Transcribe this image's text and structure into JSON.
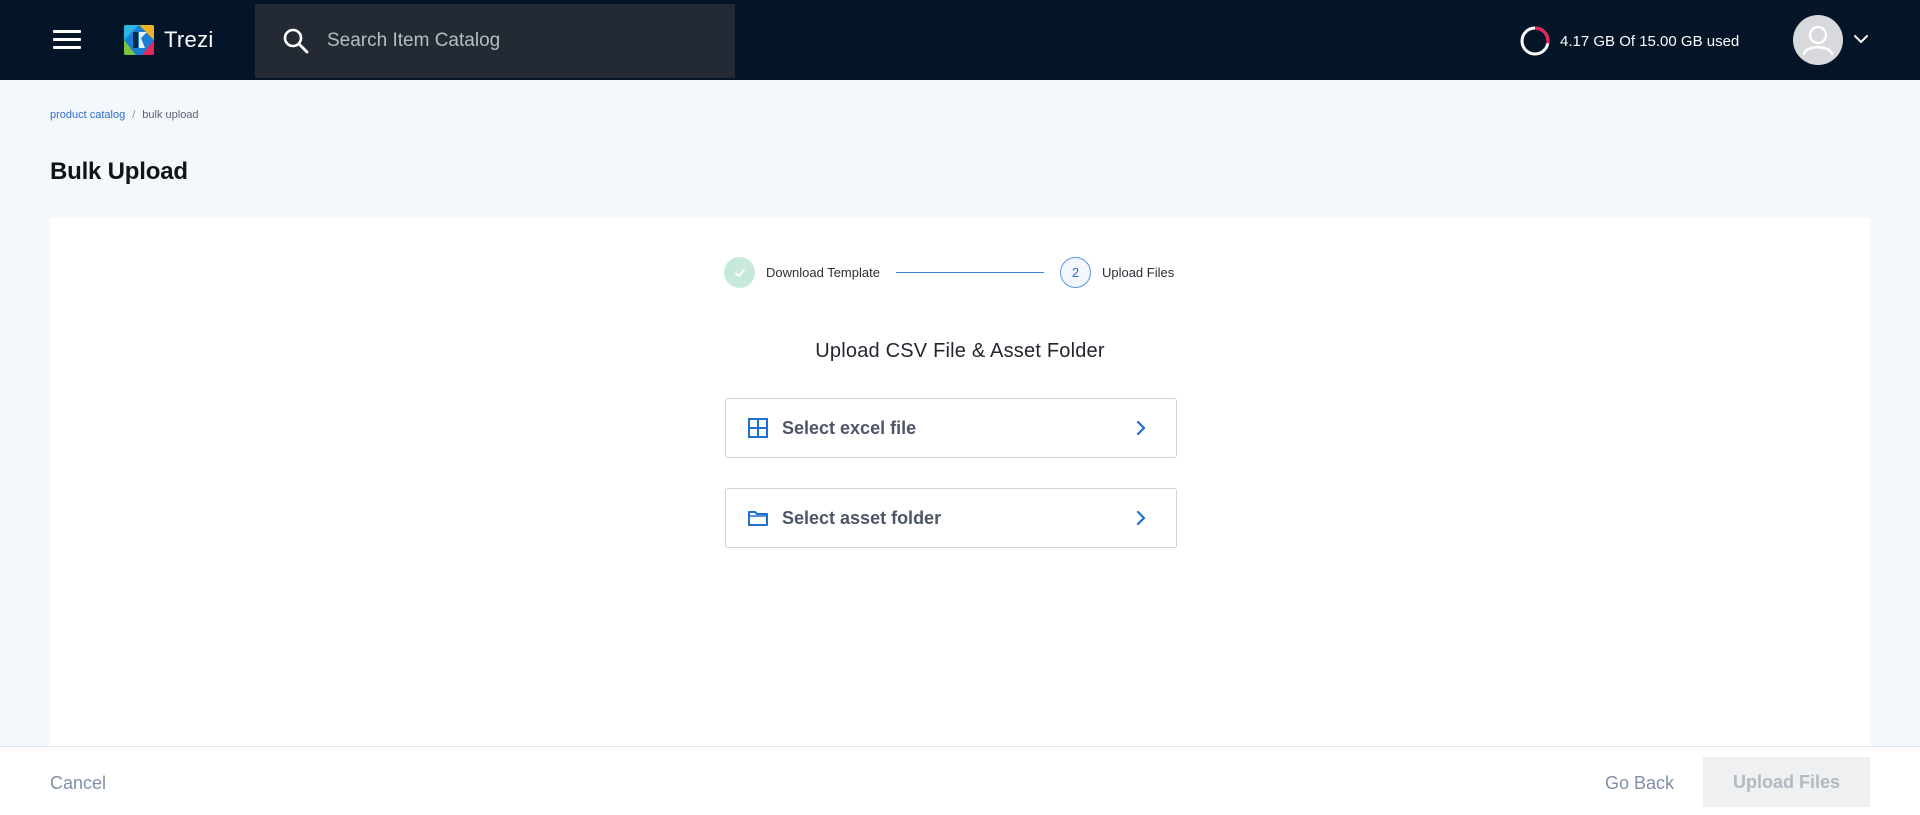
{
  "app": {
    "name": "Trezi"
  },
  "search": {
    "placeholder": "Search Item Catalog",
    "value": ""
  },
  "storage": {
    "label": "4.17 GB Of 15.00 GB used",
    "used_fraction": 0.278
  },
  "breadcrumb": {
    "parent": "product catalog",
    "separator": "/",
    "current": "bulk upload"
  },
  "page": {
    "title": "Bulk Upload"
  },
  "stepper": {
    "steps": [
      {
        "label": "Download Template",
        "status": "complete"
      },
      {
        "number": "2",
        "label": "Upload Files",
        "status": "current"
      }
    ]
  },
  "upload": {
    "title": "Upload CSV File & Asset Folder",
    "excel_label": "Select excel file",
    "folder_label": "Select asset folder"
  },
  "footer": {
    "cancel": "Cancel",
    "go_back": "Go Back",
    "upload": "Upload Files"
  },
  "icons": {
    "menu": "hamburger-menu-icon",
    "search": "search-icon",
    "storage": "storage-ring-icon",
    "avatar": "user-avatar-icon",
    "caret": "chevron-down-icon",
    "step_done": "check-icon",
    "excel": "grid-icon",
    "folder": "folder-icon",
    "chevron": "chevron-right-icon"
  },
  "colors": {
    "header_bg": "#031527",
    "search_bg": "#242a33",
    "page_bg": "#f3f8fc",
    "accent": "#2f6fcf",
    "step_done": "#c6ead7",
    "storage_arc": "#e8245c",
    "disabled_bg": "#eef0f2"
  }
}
====================
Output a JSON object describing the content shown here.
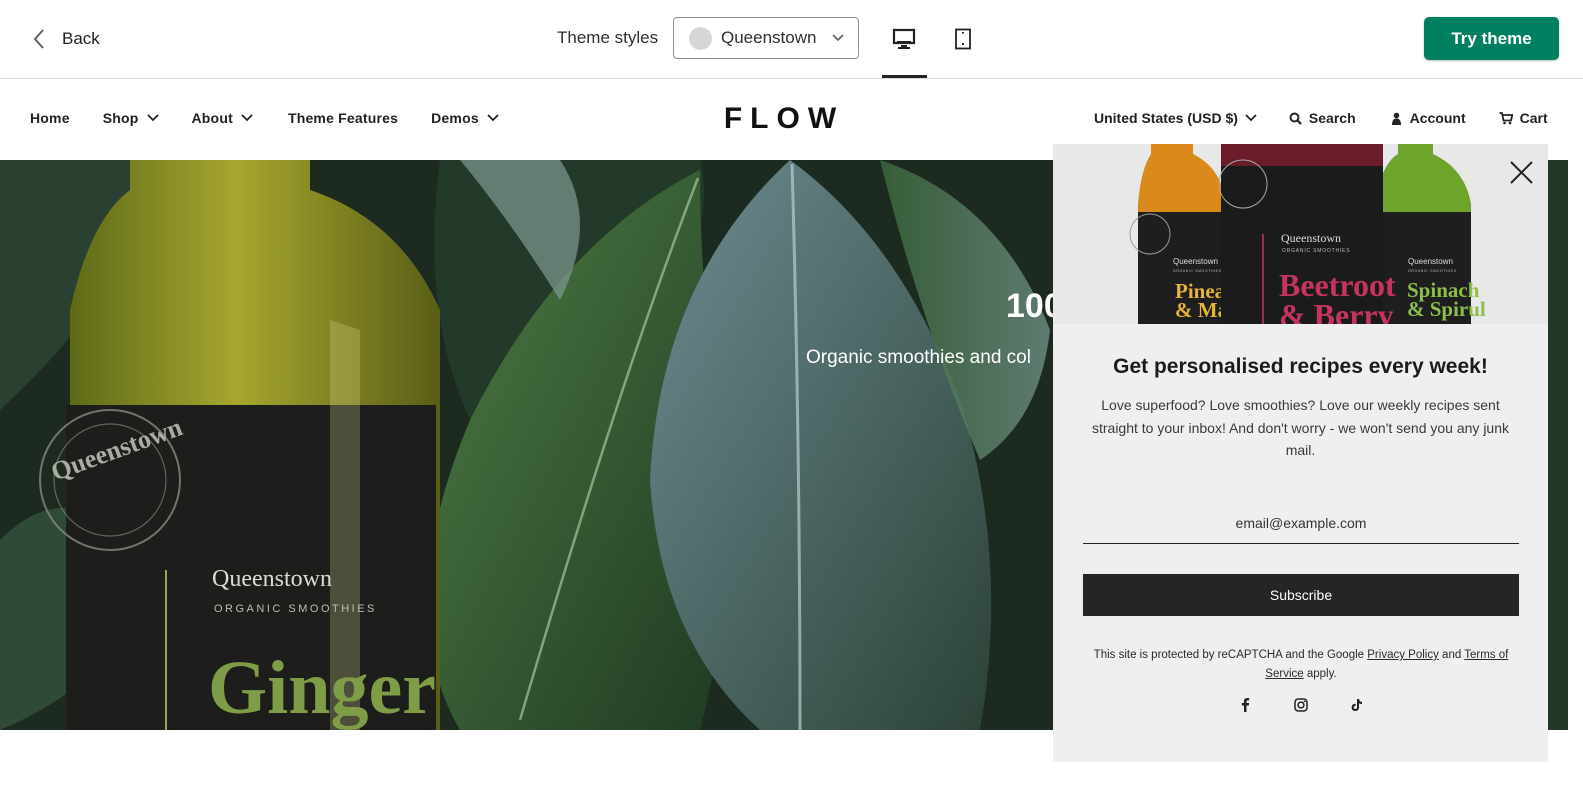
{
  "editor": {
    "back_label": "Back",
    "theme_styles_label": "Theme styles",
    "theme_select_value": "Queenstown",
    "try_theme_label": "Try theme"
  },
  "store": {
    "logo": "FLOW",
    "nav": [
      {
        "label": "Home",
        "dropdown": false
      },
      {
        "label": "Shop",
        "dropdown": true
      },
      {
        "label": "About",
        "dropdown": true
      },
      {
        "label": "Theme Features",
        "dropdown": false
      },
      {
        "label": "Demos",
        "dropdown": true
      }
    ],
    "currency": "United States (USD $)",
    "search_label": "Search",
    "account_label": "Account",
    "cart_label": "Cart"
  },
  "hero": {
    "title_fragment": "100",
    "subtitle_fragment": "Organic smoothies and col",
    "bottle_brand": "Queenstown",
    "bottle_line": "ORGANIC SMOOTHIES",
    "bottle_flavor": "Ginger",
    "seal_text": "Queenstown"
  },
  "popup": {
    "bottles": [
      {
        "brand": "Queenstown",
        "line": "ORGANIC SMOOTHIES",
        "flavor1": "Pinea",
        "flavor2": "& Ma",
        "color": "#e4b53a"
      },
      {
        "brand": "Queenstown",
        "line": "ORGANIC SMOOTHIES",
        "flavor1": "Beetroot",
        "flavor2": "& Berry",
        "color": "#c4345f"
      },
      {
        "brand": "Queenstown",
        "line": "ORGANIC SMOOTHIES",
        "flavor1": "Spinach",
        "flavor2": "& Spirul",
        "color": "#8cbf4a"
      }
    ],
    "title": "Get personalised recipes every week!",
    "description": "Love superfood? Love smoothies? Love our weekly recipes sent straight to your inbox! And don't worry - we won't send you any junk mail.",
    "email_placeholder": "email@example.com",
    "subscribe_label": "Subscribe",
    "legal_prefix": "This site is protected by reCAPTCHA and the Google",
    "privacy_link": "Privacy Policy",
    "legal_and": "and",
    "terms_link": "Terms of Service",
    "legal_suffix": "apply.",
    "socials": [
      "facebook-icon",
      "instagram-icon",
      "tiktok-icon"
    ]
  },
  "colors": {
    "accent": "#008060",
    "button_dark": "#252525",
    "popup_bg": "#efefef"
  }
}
====================
EXERCISE TASK:
Which lines contain the word "recipes"? Copy each of them.

THE REPLY:
    "title": "Get personalised recipes every week!",
    "description": "Love superfood? Love smoothies? Love our weekly recipes sent straight to your inbox! And don't worry - we won't send you any junk mail.",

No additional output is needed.